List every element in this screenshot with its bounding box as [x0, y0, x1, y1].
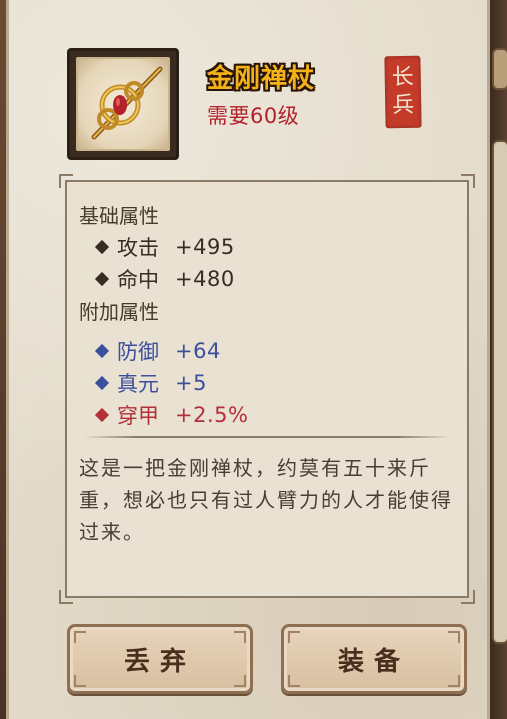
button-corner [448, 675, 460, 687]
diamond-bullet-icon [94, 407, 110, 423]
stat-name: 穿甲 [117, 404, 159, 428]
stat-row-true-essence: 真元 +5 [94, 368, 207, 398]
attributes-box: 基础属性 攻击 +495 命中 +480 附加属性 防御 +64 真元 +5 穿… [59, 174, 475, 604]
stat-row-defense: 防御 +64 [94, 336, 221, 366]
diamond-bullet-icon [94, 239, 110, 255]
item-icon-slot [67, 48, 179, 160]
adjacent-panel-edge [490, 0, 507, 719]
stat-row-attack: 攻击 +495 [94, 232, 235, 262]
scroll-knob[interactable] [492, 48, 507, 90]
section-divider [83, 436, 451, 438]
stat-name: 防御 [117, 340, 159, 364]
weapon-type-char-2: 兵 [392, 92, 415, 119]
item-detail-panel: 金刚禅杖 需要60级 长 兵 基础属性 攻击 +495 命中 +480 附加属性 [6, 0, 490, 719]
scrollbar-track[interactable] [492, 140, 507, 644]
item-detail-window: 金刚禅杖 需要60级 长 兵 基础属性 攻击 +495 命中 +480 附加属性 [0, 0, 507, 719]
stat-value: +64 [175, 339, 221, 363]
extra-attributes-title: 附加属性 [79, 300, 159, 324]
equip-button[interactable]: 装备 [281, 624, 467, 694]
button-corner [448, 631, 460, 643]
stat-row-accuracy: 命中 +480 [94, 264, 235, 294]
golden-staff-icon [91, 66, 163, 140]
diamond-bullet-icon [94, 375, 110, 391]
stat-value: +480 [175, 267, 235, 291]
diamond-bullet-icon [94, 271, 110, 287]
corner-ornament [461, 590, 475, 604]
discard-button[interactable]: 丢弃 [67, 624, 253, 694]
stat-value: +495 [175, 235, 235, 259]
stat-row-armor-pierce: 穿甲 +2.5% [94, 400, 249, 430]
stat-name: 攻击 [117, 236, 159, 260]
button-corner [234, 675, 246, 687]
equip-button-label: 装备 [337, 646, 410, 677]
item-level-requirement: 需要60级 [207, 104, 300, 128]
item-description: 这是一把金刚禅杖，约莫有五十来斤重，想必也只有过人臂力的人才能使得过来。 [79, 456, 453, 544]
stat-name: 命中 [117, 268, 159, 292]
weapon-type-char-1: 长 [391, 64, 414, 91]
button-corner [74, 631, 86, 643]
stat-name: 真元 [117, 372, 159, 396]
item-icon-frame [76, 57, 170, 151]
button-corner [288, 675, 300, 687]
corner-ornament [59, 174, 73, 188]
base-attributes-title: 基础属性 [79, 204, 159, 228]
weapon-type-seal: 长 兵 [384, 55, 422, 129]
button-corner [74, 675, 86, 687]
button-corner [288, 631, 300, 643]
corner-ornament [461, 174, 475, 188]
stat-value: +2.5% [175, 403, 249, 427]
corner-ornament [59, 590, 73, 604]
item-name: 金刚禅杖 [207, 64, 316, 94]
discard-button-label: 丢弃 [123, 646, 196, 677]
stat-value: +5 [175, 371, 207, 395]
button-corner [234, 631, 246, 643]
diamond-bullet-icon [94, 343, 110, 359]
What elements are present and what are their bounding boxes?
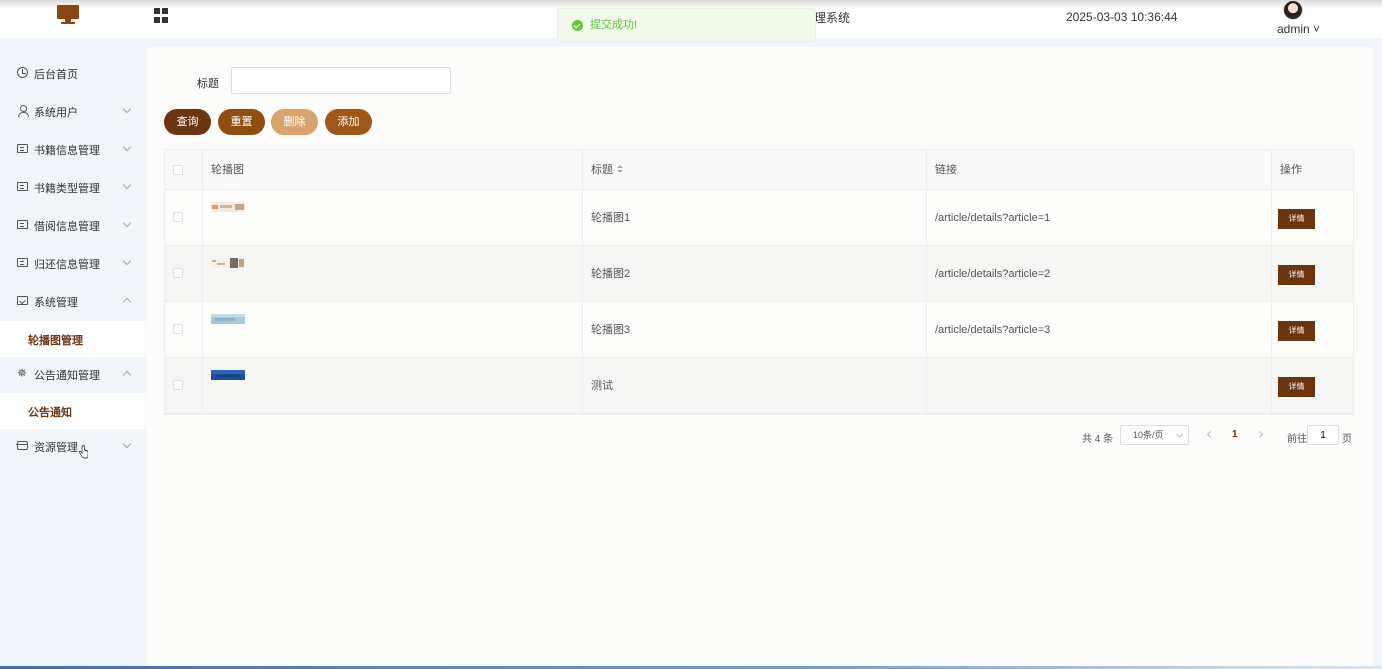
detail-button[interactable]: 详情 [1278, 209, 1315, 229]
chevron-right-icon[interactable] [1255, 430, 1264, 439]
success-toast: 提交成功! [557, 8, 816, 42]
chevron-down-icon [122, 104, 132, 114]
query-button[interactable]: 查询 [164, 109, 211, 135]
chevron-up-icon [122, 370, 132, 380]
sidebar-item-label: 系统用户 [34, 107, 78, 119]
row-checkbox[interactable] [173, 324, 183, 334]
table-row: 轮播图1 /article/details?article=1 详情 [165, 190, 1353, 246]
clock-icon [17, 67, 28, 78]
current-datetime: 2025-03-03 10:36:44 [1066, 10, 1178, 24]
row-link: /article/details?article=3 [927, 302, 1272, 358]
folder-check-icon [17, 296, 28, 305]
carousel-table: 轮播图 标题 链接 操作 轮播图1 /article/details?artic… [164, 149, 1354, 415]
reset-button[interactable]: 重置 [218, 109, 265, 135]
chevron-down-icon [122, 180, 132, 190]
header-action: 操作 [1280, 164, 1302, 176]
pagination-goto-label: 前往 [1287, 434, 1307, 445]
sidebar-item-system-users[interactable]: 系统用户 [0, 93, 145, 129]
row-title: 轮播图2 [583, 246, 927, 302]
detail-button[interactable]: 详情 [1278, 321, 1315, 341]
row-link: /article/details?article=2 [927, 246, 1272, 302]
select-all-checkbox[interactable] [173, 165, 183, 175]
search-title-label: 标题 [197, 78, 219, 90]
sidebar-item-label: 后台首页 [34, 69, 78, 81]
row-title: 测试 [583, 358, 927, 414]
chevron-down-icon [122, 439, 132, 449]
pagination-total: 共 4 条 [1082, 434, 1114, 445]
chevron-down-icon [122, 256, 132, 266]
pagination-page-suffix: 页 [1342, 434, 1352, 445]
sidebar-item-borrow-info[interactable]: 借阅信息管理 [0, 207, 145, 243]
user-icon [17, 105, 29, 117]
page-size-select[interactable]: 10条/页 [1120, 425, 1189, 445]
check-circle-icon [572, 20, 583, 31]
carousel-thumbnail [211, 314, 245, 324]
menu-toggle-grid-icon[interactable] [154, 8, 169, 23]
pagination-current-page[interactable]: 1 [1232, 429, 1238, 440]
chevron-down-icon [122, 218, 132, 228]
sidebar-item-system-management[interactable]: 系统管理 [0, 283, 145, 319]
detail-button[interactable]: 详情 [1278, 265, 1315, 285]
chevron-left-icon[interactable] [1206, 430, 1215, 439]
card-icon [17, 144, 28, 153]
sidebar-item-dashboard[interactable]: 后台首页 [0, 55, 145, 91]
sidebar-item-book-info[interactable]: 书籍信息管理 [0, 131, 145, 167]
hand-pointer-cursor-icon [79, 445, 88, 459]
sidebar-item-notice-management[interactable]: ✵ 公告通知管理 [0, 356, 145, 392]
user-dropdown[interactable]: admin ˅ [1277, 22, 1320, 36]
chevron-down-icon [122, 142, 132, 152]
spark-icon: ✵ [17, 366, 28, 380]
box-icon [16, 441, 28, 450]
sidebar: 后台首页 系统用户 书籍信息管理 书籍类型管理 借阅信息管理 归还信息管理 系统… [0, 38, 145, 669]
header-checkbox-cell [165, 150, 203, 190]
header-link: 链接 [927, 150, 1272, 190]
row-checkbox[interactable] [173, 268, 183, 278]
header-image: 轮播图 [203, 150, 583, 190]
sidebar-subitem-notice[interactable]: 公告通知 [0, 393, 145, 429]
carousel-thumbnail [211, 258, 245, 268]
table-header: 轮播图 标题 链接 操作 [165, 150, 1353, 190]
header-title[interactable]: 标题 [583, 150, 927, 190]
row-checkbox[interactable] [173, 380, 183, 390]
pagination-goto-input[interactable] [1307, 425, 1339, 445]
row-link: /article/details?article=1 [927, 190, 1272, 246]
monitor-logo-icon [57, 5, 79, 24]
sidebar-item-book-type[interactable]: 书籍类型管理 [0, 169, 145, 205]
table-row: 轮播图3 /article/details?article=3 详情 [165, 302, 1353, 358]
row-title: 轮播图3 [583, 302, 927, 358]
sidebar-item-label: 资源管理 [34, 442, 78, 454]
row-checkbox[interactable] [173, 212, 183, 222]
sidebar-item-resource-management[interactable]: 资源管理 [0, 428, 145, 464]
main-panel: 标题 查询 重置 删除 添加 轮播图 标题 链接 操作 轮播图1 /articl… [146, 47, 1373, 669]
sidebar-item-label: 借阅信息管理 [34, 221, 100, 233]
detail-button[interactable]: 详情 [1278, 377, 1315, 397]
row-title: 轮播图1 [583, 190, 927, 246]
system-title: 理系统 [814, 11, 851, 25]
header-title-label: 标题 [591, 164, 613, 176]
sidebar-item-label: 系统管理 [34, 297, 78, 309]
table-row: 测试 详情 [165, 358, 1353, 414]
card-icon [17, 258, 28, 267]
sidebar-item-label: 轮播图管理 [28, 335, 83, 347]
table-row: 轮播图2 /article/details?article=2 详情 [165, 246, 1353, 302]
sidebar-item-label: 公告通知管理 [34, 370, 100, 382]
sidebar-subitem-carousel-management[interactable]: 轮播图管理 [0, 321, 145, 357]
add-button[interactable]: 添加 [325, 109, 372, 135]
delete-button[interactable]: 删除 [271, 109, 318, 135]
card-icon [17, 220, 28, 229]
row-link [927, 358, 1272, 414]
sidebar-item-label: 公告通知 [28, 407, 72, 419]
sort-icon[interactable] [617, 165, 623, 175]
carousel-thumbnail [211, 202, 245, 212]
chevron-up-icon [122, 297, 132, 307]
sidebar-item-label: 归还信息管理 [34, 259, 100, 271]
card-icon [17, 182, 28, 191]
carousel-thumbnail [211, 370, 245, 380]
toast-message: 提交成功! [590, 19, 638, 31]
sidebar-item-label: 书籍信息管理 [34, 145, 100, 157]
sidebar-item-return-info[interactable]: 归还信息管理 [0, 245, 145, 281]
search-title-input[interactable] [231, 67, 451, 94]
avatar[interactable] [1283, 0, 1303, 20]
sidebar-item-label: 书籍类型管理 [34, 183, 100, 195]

◇ ◇ ◇ ◇

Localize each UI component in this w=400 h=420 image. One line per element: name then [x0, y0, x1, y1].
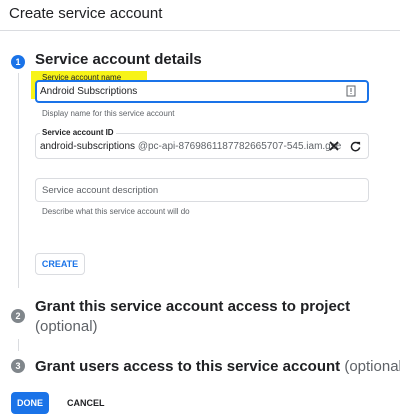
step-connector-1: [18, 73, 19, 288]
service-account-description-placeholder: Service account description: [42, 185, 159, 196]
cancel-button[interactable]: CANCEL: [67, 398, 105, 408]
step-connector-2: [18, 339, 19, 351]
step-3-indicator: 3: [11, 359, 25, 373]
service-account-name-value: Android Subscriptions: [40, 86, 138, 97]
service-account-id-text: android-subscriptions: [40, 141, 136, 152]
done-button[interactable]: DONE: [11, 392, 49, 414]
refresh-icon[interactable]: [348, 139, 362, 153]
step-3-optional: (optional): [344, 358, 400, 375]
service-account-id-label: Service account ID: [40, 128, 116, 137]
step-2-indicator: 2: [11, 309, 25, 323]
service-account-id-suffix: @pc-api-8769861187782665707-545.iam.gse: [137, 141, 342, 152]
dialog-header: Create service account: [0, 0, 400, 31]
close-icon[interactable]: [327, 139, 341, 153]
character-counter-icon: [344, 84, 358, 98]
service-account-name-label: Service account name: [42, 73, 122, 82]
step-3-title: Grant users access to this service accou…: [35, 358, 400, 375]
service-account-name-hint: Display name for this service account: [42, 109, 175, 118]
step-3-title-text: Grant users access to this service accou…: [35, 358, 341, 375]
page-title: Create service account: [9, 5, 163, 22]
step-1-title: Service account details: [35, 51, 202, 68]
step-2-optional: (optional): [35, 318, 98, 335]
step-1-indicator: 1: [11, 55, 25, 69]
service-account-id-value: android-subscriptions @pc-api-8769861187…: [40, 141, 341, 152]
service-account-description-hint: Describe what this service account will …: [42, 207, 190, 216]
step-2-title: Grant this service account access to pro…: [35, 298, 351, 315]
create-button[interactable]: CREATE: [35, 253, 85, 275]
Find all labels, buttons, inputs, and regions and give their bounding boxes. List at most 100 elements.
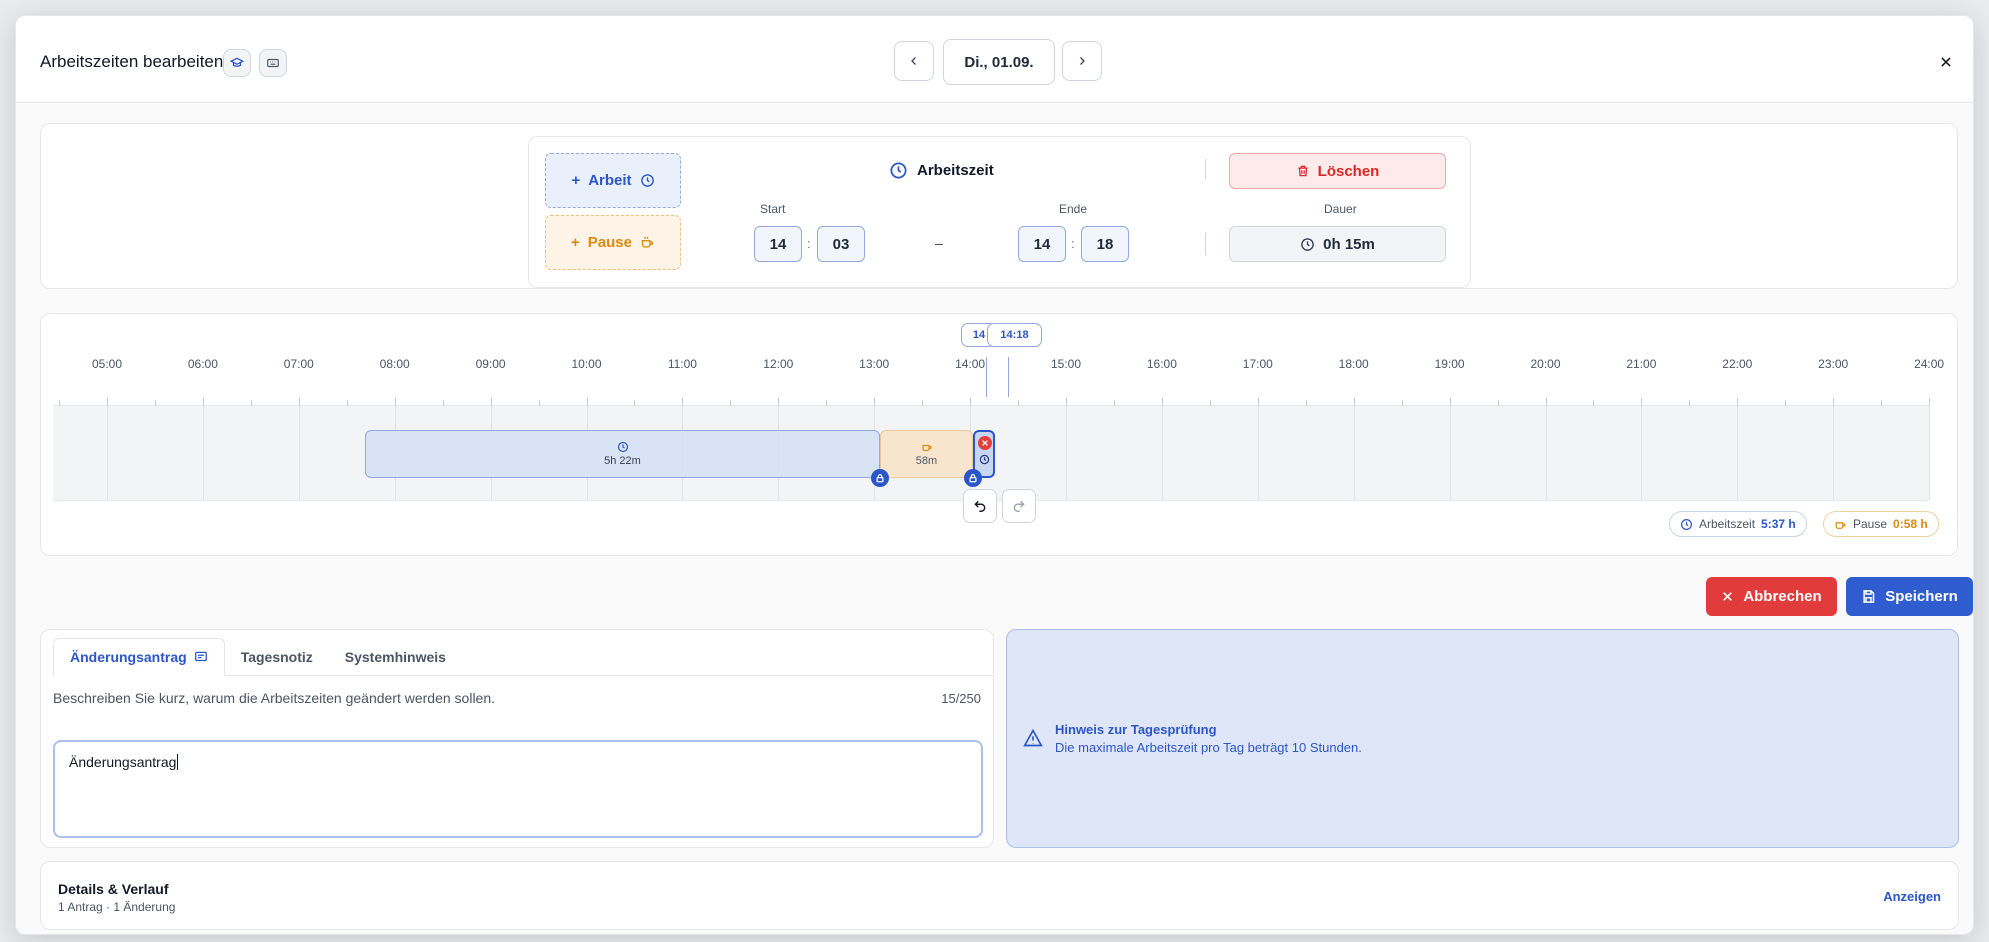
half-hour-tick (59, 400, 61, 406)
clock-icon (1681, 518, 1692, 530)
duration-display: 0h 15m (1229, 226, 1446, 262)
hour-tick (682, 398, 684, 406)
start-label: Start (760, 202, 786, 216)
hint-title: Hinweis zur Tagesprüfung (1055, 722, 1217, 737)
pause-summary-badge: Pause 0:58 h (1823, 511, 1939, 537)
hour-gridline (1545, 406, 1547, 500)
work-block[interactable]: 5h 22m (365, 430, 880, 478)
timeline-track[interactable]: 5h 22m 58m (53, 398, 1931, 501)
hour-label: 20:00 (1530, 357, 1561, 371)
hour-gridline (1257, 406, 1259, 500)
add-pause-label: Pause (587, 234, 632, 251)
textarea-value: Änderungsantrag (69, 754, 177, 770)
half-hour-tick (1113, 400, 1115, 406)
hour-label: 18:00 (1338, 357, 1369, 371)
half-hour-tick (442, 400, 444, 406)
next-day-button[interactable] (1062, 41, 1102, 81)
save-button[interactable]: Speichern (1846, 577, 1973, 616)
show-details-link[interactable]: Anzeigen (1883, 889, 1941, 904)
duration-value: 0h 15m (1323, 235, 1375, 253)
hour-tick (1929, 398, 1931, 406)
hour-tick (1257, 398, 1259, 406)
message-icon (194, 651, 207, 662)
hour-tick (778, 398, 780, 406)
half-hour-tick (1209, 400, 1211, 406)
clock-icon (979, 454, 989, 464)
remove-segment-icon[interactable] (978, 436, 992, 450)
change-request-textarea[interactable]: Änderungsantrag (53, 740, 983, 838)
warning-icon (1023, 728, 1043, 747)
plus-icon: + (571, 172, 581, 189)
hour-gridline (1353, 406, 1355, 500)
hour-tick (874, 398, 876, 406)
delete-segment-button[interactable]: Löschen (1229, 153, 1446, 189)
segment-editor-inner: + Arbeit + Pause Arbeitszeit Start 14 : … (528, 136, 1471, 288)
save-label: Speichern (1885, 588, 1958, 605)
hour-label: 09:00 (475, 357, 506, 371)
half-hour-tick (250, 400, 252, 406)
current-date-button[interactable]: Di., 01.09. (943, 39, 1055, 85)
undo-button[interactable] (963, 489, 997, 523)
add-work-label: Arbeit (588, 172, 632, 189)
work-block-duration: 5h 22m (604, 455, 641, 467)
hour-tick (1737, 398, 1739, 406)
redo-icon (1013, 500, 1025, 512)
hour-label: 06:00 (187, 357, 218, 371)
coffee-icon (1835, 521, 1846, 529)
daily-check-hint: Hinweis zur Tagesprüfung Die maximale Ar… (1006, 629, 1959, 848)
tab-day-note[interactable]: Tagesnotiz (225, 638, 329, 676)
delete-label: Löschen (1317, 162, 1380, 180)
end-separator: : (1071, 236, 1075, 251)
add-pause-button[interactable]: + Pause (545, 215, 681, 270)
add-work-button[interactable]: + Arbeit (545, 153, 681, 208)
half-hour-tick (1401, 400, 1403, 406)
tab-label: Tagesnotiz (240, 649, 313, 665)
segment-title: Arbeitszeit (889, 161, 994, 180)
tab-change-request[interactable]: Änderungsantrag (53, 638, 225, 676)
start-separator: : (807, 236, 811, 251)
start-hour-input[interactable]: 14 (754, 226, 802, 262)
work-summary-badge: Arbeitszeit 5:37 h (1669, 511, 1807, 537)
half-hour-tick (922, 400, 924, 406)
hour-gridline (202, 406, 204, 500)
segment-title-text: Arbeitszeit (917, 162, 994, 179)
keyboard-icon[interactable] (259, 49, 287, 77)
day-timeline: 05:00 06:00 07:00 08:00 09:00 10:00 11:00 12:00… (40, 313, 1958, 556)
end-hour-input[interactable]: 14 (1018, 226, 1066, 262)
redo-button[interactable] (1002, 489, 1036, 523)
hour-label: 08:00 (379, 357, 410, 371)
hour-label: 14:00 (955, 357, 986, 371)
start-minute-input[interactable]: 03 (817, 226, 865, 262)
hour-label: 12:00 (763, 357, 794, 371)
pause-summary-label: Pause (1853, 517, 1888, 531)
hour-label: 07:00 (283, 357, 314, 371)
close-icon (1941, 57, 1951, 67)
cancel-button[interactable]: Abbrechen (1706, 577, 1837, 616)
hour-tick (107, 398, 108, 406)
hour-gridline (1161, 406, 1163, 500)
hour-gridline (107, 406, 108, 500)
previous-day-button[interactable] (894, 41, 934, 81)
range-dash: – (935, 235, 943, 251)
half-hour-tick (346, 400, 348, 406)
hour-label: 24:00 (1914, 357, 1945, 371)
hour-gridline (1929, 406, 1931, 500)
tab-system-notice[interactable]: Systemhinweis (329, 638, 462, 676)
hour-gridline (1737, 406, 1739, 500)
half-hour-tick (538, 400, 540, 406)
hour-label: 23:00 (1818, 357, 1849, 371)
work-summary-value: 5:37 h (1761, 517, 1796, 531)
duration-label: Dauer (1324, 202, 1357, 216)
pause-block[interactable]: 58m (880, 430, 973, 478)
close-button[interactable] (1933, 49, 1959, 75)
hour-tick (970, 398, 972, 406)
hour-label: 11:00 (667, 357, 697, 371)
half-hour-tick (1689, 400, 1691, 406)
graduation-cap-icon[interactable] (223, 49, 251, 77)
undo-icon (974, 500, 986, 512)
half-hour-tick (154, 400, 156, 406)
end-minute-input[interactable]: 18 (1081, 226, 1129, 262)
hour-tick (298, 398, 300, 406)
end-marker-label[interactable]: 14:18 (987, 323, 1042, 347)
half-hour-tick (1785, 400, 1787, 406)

◇ ◇ ◇ ◇

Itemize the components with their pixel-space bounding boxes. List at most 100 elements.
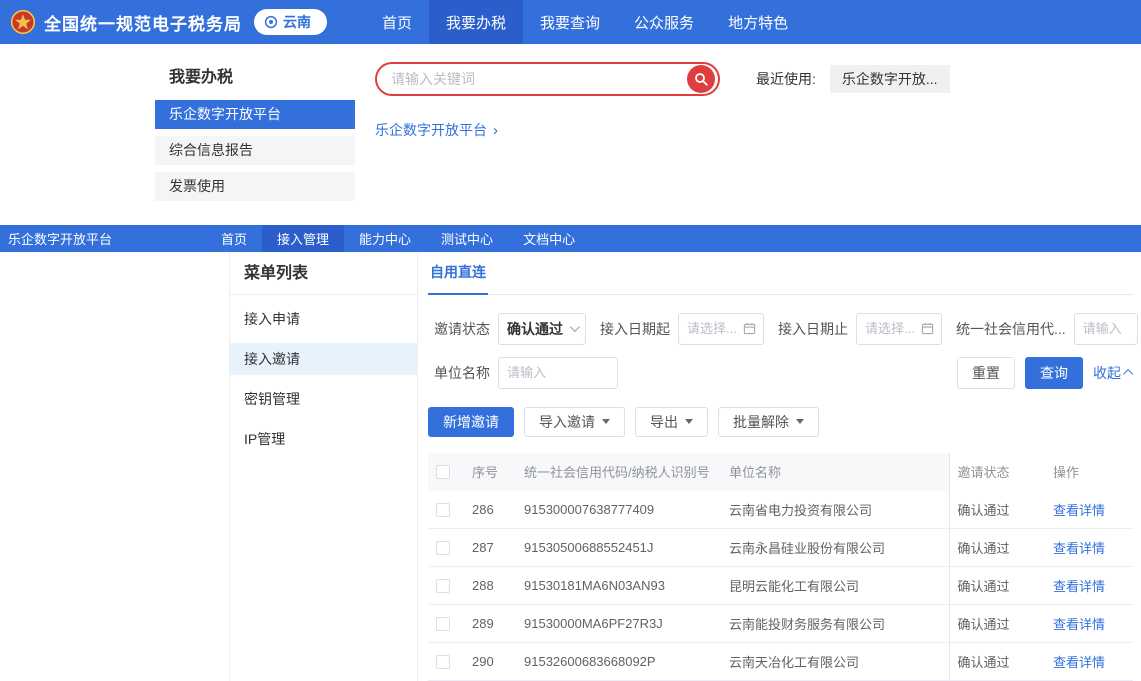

◇ ◇ ◇ ◇

__EXERCISE REQUIREMENTS__
Retype the lines of the records word for word, beginning at the line that contains "List every element" and stopping after the line that contains "stat-row-true-essence: 真元 +5". Leave out the picture.

__EXERCISE RESULT__
List every element in this screenshot with its bounding box as [x0, y0, x1, y1].
button-corner [448, 675, 460, 687]
diamond-bullet-icon [94, 407, 110, 423]
stat-name: 穿甲 [117, 404, 159, 428]
stat-row-true-essence: 真元 +5 [94, 368, 207, 398]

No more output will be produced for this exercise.